The BFG by Roald Dahl
I know some of you are probably wondering why I would pick a book like this, and not something like Harry Potter or Twilight, which seem to be big favorites. Here is why:
Growing up in my family was hard. Very hard. When I was around six or seven, my parents got divorced. I know this happens to people everyday all over the world, but it was different in my family. My mother suffers from depression, she has since before I was born. It wasn't a happy marriage to begin with but the divorce just pushed her over the edge. I can't tell you how scary it is for a child to listen to their parent tell you over and over again how much they wish they were dead. There is no way to know this unless you live it, and I wouldn't wish this on anyone.
Everyday was a new day to mess up. You never knew what could set her off and what she would do. I remember having a fight with her before school one morning and being so worried about what was going to happen and crying so hard that the principal had to call my mom so I could make sure she was ok. I have heard the "I was about to kill myself but then your brother knocked on the bathroom door" story so many times that I have lost count. Honestly, I am surprised that my siblings and I are as functional as we are.
Things have gotten better though. She is on some good medication that seems to work most of the time, and we have a pretty good relationship. Am I over everything that happened? Probably not all the way, but I'm working on it and I try not to think about it. I love my mom, crazy or not.

RECORDS PROVIDED |
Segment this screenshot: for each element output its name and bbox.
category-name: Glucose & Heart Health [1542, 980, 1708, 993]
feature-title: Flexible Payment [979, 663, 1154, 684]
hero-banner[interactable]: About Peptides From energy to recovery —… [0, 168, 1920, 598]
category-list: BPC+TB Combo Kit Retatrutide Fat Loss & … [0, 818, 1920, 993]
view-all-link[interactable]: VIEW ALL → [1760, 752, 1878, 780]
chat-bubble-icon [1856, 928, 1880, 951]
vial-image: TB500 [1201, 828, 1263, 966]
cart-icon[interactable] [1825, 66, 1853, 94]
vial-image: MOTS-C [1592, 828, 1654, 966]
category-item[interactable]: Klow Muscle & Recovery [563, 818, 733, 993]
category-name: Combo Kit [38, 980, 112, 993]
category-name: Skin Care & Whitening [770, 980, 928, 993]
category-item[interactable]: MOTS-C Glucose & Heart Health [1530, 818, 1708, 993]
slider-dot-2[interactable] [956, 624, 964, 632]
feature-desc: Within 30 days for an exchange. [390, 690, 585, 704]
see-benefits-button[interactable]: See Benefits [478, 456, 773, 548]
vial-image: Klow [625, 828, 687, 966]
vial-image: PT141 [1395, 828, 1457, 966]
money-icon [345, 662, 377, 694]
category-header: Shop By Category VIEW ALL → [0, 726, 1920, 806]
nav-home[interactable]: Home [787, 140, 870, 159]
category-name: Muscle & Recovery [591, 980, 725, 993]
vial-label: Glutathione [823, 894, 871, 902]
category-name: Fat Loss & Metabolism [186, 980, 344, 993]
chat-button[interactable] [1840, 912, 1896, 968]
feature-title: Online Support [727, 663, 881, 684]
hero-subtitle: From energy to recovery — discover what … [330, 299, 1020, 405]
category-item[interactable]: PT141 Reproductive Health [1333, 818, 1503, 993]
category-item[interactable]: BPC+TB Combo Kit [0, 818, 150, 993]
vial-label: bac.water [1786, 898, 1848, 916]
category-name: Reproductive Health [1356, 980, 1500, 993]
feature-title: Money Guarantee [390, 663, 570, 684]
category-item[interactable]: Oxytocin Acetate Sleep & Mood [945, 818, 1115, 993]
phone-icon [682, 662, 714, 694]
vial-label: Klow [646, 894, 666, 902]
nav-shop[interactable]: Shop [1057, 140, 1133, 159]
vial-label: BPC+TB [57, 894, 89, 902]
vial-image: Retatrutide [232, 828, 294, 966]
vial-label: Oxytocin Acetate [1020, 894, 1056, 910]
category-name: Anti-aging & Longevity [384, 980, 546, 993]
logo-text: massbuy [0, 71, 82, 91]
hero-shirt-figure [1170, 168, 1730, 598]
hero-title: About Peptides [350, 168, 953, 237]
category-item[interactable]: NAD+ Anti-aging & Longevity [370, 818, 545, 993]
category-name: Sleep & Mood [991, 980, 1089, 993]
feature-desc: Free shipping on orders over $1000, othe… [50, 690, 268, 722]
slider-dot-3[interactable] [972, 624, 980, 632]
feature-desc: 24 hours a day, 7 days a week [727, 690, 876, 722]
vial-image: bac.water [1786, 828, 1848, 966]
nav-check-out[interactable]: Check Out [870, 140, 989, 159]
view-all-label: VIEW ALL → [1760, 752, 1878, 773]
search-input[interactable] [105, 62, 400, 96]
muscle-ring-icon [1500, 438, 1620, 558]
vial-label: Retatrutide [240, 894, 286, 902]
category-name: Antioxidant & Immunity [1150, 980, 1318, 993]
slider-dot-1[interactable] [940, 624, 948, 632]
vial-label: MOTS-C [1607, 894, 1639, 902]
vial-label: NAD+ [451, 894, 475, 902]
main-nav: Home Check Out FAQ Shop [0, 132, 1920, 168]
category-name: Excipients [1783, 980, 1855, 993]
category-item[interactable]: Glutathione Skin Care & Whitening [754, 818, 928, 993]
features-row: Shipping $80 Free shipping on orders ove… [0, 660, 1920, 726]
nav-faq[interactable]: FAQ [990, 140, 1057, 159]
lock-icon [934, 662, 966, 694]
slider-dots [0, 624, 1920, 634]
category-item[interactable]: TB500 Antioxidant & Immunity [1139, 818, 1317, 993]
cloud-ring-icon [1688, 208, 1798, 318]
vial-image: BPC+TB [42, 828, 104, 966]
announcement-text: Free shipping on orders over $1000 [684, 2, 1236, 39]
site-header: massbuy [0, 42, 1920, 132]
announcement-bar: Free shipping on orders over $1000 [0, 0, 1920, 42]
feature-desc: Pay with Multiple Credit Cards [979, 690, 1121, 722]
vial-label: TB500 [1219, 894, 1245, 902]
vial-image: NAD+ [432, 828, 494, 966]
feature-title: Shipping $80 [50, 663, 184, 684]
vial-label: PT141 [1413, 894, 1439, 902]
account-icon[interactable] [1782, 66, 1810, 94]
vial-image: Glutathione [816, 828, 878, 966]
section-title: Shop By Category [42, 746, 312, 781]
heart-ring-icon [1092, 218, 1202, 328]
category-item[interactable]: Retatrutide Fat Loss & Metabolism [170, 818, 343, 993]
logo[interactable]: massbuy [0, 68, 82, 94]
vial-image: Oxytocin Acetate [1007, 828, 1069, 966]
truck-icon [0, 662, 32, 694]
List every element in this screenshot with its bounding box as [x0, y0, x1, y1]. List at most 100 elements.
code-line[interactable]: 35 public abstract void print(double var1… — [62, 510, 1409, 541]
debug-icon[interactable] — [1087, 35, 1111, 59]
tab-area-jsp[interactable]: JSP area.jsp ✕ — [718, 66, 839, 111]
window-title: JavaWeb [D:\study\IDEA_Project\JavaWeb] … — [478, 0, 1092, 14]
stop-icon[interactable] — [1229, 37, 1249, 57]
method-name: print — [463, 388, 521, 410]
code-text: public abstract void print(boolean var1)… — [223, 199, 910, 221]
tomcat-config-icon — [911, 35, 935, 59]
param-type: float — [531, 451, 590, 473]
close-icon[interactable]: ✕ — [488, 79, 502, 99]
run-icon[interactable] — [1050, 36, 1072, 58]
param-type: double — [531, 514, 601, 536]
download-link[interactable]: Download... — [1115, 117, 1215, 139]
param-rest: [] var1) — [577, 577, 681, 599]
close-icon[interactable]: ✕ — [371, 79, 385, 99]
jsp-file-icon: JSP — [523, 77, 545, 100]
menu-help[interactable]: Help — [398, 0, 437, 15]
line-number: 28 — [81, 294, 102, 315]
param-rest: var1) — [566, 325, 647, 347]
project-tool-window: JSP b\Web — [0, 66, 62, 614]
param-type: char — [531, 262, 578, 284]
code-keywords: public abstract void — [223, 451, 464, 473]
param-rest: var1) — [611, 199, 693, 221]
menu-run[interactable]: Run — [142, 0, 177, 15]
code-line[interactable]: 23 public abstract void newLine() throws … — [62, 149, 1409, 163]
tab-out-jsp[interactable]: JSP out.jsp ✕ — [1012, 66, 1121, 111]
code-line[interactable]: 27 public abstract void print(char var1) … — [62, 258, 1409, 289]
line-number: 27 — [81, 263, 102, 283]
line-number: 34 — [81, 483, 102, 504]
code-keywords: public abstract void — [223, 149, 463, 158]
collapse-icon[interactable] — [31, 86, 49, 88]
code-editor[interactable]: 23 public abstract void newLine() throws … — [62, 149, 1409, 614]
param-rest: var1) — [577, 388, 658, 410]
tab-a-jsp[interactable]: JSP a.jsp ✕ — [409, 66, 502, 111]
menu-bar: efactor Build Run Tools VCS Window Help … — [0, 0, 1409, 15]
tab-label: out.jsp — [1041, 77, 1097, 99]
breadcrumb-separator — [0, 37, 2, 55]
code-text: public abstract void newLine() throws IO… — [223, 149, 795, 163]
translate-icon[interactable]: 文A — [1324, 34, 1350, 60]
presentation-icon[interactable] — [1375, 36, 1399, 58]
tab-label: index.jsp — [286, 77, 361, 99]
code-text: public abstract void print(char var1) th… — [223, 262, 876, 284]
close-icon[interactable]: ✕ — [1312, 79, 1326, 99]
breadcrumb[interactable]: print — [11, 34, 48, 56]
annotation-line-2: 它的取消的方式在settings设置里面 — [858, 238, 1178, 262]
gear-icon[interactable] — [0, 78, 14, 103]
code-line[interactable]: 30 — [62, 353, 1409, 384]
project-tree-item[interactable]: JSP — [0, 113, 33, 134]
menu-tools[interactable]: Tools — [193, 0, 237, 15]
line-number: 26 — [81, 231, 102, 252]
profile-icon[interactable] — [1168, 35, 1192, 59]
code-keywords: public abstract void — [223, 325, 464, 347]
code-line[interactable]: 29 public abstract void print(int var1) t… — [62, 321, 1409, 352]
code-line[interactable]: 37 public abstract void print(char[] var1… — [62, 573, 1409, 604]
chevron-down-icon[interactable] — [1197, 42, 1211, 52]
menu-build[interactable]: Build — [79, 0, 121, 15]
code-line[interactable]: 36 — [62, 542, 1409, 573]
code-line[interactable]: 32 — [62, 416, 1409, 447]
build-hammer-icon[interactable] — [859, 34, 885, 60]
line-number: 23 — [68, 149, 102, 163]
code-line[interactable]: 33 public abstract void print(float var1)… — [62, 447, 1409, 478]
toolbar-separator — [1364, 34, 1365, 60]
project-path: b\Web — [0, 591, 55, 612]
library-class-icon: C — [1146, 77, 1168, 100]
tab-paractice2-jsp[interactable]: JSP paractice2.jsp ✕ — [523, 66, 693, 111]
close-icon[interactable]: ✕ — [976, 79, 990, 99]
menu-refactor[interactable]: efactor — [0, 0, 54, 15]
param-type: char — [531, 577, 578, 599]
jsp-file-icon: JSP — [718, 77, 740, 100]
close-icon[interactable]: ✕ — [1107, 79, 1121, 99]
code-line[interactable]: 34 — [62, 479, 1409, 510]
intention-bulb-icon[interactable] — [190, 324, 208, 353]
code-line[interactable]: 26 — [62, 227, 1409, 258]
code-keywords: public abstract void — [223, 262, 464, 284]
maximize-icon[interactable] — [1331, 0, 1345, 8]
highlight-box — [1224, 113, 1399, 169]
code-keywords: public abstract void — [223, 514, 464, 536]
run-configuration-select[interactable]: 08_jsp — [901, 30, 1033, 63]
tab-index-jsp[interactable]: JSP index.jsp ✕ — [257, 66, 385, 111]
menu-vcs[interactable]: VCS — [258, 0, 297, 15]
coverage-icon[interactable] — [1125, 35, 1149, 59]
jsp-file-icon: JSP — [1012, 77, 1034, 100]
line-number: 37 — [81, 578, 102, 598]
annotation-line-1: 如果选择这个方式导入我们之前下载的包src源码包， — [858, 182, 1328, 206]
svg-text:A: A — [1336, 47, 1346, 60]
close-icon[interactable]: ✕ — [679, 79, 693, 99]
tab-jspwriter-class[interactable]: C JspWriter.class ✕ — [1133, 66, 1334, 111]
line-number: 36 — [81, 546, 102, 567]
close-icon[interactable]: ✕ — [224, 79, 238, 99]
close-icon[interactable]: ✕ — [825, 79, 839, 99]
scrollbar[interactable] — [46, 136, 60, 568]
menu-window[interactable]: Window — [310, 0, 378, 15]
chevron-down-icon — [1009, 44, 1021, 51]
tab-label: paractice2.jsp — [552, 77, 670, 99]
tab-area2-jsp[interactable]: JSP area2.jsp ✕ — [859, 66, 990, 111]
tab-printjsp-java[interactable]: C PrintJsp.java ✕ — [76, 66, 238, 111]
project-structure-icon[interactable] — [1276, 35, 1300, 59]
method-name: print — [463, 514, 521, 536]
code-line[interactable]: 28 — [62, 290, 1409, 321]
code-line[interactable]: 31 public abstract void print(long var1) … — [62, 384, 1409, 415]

WORK REQUEST 1 |
In the essay about The BFG, how old was the writer when the parents got divorced?
WORK REQUEST 2 |
Translate this sentence from the essay about The BFG into Spanish: "She is on some good medication that seems to work most of the time, and we have a pretty good relationship."
WORK REQUEST 3 |
Extend the essay about The BFG, picking up after its final sentence.
The rows have nothing to do with the essay about The BFG.

ANSWER SPACE 1 |
Around six or seven.

ANSWER SPACE 2 |
Está tomando un buen medicamento que parece funcionar la mayor parte del tiempo, y tenemos una relación bastante buena.

ANSWER SPACE 3 |
Anyway, I was in second grade when my parents starting having their major issues. I was an extremely shy kid (still am) and for whatever reason my teacher took a liking to me. She read us this book, The BFG, about an orphan girl who is kidnapped in the middle of the night by a giant. A friendly giant. She is taken away from the horrible orphanage that she lives in and becomes friends with this giant and they have great adventures. I was hooked. I would always daydream about being taken away from all the drama at home and live out my happily ever after. Of course that wasn't going to happen, but in a way it was possible. That is when I realized that every book was an escape, a chance to live a different life. Since that moment, I have never been without a book by my side.
So I am thankful for The BFG by Roald Dahl for helping me get through one of the hardest times in my life.
And even though I don't know where you are and haven't seen you in over twenty years, I am so very thankful to you Mrs. Batchelder. Thank you for choosing me as your favorite and for all the extra attention you gave me whether you knew I needed it or not. But most of all, thank you for introducing me to the wonderful world of books.